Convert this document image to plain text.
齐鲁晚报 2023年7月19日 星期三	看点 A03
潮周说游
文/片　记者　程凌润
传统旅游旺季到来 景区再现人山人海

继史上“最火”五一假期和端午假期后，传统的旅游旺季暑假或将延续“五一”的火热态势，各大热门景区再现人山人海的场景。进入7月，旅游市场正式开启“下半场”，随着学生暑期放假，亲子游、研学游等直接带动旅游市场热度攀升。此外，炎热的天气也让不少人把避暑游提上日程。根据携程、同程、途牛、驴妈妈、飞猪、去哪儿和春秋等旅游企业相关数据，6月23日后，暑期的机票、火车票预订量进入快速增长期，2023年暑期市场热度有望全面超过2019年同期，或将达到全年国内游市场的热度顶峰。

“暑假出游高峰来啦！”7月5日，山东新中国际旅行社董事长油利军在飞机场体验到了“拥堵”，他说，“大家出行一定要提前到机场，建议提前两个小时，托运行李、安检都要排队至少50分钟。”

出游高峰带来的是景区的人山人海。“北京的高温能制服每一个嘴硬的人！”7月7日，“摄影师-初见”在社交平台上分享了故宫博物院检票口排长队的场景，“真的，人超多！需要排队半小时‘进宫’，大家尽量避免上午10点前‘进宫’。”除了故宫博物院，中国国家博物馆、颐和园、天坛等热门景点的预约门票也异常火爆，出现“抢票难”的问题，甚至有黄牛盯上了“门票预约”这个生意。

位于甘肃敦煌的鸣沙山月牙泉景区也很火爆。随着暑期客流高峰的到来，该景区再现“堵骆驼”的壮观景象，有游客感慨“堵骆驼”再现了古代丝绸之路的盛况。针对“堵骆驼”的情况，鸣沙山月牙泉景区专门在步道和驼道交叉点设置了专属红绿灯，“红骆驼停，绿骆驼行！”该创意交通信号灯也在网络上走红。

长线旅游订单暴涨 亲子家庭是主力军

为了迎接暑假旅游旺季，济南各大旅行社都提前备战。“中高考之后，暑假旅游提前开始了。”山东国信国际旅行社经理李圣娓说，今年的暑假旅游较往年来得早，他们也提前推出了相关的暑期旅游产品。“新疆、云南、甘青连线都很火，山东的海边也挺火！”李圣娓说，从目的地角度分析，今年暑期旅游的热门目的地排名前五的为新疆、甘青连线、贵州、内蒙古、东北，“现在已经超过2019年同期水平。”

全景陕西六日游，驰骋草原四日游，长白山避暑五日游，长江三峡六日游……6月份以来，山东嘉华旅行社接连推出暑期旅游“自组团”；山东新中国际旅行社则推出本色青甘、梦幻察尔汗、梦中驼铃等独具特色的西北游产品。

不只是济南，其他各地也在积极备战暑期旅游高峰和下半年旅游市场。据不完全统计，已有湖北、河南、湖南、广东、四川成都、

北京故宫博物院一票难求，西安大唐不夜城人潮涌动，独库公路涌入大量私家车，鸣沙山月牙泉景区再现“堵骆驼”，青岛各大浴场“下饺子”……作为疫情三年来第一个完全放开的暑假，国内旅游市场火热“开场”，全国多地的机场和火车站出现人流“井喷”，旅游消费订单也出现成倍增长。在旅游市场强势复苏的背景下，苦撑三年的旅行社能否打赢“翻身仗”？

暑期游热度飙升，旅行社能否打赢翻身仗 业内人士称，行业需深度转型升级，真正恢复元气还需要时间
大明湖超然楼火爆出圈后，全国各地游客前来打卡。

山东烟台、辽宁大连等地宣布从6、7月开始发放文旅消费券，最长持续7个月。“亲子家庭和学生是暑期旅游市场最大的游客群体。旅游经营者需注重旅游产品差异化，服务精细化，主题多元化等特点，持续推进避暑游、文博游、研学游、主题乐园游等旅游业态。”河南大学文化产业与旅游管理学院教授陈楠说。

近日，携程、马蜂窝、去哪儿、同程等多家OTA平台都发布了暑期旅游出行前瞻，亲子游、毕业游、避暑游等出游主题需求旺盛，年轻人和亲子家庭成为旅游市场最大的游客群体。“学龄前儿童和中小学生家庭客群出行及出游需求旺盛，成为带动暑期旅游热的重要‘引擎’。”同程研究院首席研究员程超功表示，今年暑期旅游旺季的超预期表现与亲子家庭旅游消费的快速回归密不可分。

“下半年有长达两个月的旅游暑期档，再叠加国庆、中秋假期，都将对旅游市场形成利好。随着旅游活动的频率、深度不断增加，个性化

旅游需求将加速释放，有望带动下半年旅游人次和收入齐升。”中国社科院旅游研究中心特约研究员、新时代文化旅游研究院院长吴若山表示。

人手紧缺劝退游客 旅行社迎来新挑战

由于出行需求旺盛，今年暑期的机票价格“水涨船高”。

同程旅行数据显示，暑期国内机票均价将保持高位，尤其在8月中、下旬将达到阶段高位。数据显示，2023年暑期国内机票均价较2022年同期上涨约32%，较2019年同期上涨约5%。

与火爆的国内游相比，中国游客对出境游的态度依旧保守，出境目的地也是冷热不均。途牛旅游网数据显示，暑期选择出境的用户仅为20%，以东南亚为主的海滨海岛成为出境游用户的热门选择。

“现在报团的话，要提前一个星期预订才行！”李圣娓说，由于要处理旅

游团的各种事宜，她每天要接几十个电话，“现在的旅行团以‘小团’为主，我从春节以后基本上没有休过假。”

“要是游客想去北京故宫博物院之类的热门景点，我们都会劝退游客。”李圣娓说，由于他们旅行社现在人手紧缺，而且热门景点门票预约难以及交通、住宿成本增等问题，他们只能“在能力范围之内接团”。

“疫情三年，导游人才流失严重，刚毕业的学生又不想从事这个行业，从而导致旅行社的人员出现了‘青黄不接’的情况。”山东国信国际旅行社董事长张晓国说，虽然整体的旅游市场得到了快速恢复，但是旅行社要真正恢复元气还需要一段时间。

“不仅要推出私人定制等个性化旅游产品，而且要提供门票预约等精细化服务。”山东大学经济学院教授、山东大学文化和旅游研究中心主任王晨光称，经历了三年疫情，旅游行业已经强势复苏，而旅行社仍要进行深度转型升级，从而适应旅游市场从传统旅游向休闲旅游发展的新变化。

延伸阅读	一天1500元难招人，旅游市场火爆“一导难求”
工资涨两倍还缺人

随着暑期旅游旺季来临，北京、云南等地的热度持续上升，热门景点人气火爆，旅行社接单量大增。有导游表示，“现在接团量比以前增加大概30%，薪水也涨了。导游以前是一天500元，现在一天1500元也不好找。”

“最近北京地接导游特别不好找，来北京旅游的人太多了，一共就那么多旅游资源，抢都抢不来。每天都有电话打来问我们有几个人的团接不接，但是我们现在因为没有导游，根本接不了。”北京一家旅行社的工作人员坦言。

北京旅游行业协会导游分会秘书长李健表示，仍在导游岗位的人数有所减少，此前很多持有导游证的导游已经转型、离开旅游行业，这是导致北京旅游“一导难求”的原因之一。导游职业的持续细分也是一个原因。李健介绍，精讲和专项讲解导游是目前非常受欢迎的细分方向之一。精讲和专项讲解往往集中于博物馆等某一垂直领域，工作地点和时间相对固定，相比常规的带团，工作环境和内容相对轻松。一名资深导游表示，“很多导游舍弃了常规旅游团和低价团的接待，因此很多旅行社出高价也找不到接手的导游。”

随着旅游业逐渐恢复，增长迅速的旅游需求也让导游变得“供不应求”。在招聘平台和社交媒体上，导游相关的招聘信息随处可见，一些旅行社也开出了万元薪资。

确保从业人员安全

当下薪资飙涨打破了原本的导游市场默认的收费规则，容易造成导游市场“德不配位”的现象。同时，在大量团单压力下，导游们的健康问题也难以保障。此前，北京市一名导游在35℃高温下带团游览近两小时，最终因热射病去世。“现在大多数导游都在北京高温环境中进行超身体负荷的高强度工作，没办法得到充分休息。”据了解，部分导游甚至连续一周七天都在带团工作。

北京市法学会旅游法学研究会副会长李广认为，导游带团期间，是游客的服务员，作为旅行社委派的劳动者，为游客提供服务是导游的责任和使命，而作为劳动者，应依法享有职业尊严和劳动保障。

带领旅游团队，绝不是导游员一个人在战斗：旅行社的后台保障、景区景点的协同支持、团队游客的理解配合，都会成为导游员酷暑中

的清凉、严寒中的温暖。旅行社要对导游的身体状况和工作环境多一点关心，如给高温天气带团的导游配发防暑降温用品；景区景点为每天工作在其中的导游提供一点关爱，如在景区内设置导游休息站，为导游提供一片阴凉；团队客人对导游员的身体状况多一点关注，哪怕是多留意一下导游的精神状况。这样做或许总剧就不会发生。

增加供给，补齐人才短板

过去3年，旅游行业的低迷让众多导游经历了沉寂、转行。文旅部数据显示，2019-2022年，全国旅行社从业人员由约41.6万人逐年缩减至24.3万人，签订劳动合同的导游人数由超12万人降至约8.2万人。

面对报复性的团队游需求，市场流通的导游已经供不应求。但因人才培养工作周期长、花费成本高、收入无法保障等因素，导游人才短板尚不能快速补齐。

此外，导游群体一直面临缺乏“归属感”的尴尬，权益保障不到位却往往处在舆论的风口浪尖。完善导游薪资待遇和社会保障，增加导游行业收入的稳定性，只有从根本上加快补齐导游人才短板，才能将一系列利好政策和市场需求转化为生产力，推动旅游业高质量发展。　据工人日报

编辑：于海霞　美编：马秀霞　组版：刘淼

## SET TASK
Whichever lines contain the string "李圣娓说", select and copy them.

## FINAL RESULT
为了迎接暑假旅游旺季，济南各大旅行社都提前备战。“中高考之后，暑假旅游提前开始了。”山东国信国际旅行社经理李圣娓说，今年的暑假旅游较往年来得早，他们也提前推出了相关的暑期旅游产品。“新疆、云南、甘青连线都很火，山东的海边也挺火！”李圣娓说，从目的地角度分析，今年暑期旅游的热门目的地排名前五的为新疆、甘青连线、贵州、内蒙古、东北，“现在已经超过2019年同期水平。”
“现在报团的话，要提前一个星期预订才行！”李圣娓说，由于要处理旅
“要是游客想去北京故宫博物院之类的热门景点，我们都会劝退游客。”李圣娓说，由于他们旅行社现在人手紧缺，而且热门景点门票预约难以及交通、住宿成本增等问题，他们只能“在能力范围之内接团”。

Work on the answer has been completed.